• **ENTRIES SHOWN**:
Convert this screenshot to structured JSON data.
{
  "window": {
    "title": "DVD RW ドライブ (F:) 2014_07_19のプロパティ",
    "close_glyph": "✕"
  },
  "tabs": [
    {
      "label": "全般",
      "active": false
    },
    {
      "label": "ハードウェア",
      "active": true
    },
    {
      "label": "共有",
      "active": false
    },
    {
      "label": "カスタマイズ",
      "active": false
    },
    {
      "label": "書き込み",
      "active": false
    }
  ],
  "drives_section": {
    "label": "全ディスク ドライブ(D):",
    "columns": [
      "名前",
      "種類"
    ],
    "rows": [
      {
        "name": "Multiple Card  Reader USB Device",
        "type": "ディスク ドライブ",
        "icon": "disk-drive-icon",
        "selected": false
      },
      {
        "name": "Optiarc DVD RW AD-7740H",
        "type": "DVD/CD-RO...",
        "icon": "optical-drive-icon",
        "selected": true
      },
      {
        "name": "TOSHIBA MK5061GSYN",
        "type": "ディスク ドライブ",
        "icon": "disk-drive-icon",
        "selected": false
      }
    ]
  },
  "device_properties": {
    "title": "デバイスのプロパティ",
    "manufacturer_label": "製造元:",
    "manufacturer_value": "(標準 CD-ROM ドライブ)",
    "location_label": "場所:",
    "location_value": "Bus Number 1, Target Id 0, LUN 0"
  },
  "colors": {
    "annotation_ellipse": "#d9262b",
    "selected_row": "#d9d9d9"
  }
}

• **WHAT THE TASK ASKS**:
Determine the number of lines in the records that include the string "name", and respond with that number only.

• **THE OUTPUT**:
3